§ **Given instruction**
All entries must be extracted exactly, with nothing added or dropped.
======
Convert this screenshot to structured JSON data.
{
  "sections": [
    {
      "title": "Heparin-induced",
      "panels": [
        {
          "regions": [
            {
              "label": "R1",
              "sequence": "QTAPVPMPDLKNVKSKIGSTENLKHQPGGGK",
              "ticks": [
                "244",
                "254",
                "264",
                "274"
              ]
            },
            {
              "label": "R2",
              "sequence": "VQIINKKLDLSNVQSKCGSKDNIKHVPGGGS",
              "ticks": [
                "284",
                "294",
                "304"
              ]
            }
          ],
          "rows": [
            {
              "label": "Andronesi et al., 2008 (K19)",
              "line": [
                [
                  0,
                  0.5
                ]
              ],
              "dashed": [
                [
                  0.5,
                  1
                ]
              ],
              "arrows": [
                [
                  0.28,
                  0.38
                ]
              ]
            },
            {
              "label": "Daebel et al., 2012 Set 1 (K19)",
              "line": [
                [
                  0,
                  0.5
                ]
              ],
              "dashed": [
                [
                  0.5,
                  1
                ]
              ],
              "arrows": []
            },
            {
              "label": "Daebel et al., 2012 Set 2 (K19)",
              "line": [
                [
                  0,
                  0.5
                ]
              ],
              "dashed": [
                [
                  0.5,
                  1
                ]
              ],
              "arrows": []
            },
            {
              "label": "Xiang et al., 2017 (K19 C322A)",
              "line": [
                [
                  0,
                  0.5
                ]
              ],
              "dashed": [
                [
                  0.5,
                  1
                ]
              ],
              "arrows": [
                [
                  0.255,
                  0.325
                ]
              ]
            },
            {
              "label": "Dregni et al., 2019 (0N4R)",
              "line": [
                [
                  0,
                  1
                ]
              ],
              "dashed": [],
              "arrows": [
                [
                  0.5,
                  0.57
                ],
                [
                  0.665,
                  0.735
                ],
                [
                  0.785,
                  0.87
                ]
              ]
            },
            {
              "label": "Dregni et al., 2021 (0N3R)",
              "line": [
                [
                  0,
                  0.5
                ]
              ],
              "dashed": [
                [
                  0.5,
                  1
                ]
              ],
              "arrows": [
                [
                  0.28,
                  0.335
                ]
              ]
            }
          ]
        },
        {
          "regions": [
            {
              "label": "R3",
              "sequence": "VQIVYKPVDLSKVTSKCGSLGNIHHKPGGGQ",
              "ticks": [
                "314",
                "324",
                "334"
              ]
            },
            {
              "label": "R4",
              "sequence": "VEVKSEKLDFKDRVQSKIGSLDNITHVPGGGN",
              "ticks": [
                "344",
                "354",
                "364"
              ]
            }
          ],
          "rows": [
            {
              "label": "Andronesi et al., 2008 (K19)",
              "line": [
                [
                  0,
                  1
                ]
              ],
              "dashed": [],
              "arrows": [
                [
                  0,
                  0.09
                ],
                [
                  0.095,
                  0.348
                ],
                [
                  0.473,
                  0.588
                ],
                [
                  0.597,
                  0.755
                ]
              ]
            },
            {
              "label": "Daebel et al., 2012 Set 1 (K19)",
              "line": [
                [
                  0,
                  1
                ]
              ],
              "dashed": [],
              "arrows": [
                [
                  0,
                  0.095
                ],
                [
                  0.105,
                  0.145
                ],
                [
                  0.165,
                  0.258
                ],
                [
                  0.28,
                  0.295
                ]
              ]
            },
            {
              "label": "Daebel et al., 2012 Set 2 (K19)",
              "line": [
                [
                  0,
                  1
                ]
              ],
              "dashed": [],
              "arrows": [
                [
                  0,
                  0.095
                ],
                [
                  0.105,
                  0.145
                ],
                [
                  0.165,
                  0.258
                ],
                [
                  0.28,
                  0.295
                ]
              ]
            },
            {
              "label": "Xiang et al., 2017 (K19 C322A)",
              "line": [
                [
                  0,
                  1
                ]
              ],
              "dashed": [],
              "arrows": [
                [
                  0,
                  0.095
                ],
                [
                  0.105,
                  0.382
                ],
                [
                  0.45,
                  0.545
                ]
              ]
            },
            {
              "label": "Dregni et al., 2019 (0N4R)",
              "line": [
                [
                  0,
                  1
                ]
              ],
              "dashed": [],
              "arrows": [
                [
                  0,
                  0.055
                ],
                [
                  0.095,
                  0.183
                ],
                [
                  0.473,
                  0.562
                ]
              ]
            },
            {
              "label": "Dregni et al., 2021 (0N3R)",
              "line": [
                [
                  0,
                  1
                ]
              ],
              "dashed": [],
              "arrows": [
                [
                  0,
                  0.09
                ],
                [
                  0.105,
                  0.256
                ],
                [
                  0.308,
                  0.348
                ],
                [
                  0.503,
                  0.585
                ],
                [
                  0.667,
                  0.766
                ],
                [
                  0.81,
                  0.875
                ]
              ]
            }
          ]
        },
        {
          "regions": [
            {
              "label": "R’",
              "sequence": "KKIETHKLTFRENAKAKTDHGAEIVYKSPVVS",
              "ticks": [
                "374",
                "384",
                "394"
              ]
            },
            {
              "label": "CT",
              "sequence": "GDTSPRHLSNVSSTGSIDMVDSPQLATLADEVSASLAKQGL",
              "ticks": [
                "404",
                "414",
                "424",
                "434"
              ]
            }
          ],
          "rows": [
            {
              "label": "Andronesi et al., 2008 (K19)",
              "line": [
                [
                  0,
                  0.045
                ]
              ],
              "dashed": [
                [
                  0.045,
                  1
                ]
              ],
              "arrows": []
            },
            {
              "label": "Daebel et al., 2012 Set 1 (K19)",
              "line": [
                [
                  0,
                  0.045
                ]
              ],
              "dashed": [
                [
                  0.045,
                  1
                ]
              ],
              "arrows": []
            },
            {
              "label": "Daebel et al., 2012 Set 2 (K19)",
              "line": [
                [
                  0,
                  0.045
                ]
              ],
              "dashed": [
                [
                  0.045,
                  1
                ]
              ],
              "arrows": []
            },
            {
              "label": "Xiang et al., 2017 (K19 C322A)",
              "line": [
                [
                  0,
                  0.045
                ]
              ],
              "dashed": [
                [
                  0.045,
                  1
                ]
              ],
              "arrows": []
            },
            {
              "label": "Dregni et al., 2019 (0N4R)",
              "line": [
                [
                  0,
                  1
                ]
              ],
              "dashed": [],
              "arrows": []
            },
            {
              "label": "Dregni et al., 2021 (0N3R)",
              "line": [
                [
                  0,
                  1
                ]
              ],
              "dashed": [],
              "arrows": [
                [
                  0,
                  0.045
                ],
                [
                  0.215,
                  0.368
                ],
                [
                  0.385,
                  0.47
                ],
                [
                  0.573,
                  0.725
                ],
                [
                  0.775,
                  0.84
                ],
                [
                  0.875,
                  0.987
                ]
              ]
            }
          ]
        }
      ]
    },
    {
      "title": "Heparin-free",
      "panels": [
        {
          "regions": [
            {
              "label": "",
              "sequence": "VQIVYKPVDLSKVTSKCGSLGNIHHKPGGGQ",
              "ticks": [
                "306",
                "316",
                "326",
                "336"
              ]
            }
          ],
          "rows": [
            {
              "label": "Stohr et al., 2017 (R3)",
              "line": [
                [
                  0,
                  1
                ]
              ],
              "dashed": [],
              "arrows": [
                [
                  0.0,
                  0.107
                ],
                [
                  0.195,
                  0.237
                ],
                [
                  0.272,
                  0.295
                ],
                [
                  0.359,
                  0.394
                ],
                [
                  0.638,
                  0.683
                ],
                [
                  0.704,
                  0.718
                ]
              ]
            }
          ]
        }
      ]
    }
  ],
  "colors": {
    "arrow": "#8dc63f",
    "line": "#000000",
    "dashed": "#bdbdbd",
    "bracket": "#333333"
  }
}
======
§ **Complete output**
Convert this screenshot to structured JSON data.
{
  "sections": [
    {
      "title": "Heparin-induced",
      "panels": [
        {
          "regions": [
            {
              "label": "R1",
              "sequence": "QTAPVPMPDLKNVKSKIGSTENLKHQPGGGK",
              "ticks": [
                "244",
                "254",
                "264",
                "274"
              ]
            },
            {
              "label": "R2",
              "sequence": "VQIINKKLDLSNVQSKCGSKDNIKHVPGGGS",
              "ticks": [
                "284",
                "294",
                "304"
              ]
            }
          ],
          "rows": [
            {
              "label": "Andronesi et al., 2008 (K19)",
              "line": [
                [
                  0,
                  0.5
                ]
              ],
              "dashed": [
                [
                  0.5,
                  1
                ]
              ],
              "arrows": [
                [
                  0.28,
                  0.38
                ]
              ]
            },
            {
              "label": "Daebel et al., 2012 Set 1 (K19)",
              "line": [
                [
                  0,
                  0.5
                ]
              ],
              "dashed": [
                [
                  0.5,
                  1
                ]
              ],
              "arrows": []
            },
            {
              "label": "Daebel et al., 2012 Set 2 (K19)",
              "line": [
                [
                  0,
                  0.5
                ]
              ],
              "dashed": [
                [
                  0.5,
                  1
                ]
              ],
              "arrows": []
            },
            {
              "label": "Xiang et al., 2017 (K19 C322A)",
              "line": [
                [
                  0,
                  0.5
                ]
              ],
              "dashed": [
                [
                  0.5,
                  1
                ]
              ],
              "arrows": [
                [
                  0.255,
                  0.325
                ]
              ]
            },
            {
              "label": "Dregni et al., 2019 (0N4R)",
              "line": [
                [
                  0,
                  1
                ]
              ],
              "dashed": [],
              "arrows": [
                [
                  0.5,
                  0.57
                ],
                [
                  0.665,
                  0.735
                ],
                [
                  0.785,
                  0.87
                ]
              ]
            },
            {
              "label": "Dregni et al., 2021 (0N3R)",
              "line": [
                [
                  0,
                  0.5
                ]
              ],
              "dashed": [
                [
                  0.5,
                  1
                ]
              ],
              "arrows": [
                [
                  0.28,
                  0.335
                ]
              ]
            }
          ]
        },
        {
          "regions": [
            {
              "label": "R3",
              "sequence": "VQIVYKPVDLSKVTSKCGSLGNIHHKPGGGQ",
              "ticks": [
                "314",
                "324",
                "334"
              ]
            },
            {
              "label": "R4",
              "sequence": "VEVKSEKLDFKDRVQSKIGSLDNITHVPGGGN",
              "ticks": [
                "344",
                "354",
                "364"
              ]
            }
          ],
          "rows": [
            {
              "label": "Andronesi et al., 2008 (K19)",
              "line": [
                [
                  0,
                  1
                ]
              ],
              "dashed": [],
              "arrows": [
                [
                  0,
                  0.09
                ],
                [
                  0.095,
                  0.348
                ],
                [
                  0.473,
                  0.588
                ],
                [
                  0.597,
                  0.755
                ]
              ]
            },
            {
              "label": "Daebel et al., 2012 Set 1 (K19)",
              "line": [
                [
                  0,
                  1
                ]
              ],
              "dashed": [],
              "arrows": [
                [
                  0,
                  0.095
                ],
                [
                  0.105,
                  0.145
                ],
                [
                  0.165,
                  0.258
                ],
                [
                  0.28,
                  0.295
                ]
              ]
            },
            {
              "label": "Daebel et al., 2012 Set 2 (K19)",
              "line": [
                [
                  0,
                  1
                ]
              ],
              "dashed": [],
              "arrows": [
                [
                  0,
                  0.095
                ],
                [
                  0.105,
                  0.145
                ],
                [
                  0.165,
                  0.258
                ],
                [
                  0.28,
                  0.295
                ]
              ]
            },
            {
              "label": "Xiang et al., 2017 (K19 C322A)",
              "line": [
                [
                  0,
                  1
                ]
              ],
              "dashed": [],
              "arrows": [
                [
                  0,
                  0.095
                ],
                [
                  0.105,
                  0.382
                ],
                [
                  0.45,
                  0.545
                ]
              ]
            },
            {
              "label": "Dregni et al., 2019 (0N4R)",
              "line": [
                [
                  0,
                  1
                ]
              ],
              "dashed": [],
              "arrows": [
                [
                  0,
                  0.055
                ],
                [
                  0.095,
                  0.183
                ],
                [
                  0.473,
                  0.562
                ]
              ]
            },
            {
              "label": "Dregni et al., 2021 (0N3R)",
              "line": [
                [
                  0,
                  1
                ]
              ],
              "dashed": [],
              "arrows": [
                [
                  0,
                  0.09
                ],
                [
                  0.105,
                  0.256
                ],
                [
                  0.308,
                  0.348
                ],
                [
                  0.503,
                  0.585
                ],
                [
                  0.667,
                  0.766
                ],
                [
                  0.81,
                  0.875
                ]
              ]
            }
          ]
        },
        {
          "regions": [
            {
              "label": "R’",
              "sequence": "KKIETHKLTFRENAKAKTDHGAEIVYKSPVVS",
              "ticks": [
                "374",
                "384",
                "394"
              ]
            },
            {
              "label": "CT",
              "sequence": "GDTSPRHLSNVSSTGSIDMVDSPQLATLADEVSASLAKQGL",
              "ticks": [
                "404",
                "414",
                "424",
                "434"
              ]
            }
          ],
          "rows": [
            {
              "label": "Andronesi et al., 2008 (K19)",
              "line": [
                [
                  0,
                  0.045
                ]
              ],
              "dashed": [
                [
                  0.045,
                  1
                ]
              ],
              "arrows": []
            },
            {
              "label": "Daebel et al., 2012 Set 1 (K19)",
              "line": [
                [
                  0,
                  0.045
                ]
              ],
              "dashed": [
                [
                  0.045,
                  1
                ]
              ],
              "arrows": []
            },
            {
              "label": "Daebel et al., 2012 Set 2 (K19)",
              "line": [
                [
                  0,
                  0.045
                ]
              ],
              "dashed": [
                [
                  0.045,
                  1
                ]
              ],
              "arrows": []
            },
            {
              "label": "Xiang et al., 2017 (K19 C322A)",
              "line": [
                [
                  0,
                  0.045
                ]
              ],
              "dashed": [
                [
                  0.045,
                  1
                ]
              ],
              "arrows": []
            },
            {
              "label": "Dregni et al., 2019 (0N4R)",
              "line": [
                [
                  0,
                  1
                ]
              ],
              "dashed": [],
              "arrows": []
            },
            {
              "label": "Dregni et al., 2021 (0N3R)",
              "line": [
                [
                  0,
                  1
                ]
              ],
              "dashed": [],
              "arrows": [
                [
                  0,
                  0.045
                ],
                [
                  0.215,
                  0.368
                ],
                [
                  0.385,
                  0.47
                ],
                [
                  0.573,
                  0.725
                ],
                [
                  0.775,
                  0.84
                ],
                [
                  0.875,
                  0.987
                ]
              ]
            }
          ]
        }
      ]
    },
    {
      "title": "Heparin-free",
      "panels": [
        {
          "regions": [
            {
              "label": "",
              "sequence": "VQIVYKPVDLSKVTSKCGSLGNIHHKPGGGQ",
              "ticks": [
                "306",
                "316",
                "326",
                "336"
              ]
            }
          ],
          "rows": [
            {
              "label": "Stohr et al., 2017 (R3)",
              "line": [
                [
                  0,
                  1
                ]
              ],
              "dashed": [],
              "arrows": [
                [
                  0.0,
                  0.107
                ],
                [
                  0.195,
                  0.237
                ],
                [
                  0.272,
                  0.295
                ],
                [
                  0.359,
                  0.394
                ],
                [
                  0.638,
                  0.683
                ],
                [
                  0.704,
                  0.718
                ]
              ]
            }
          ]
        }
      ]
    }
  ],
  "colors": {
    "arrow": "#8dc63f",
    "line": "#000000",
    "dashed": "#bdbdbd",
    "bracket": "#333333"
  }
}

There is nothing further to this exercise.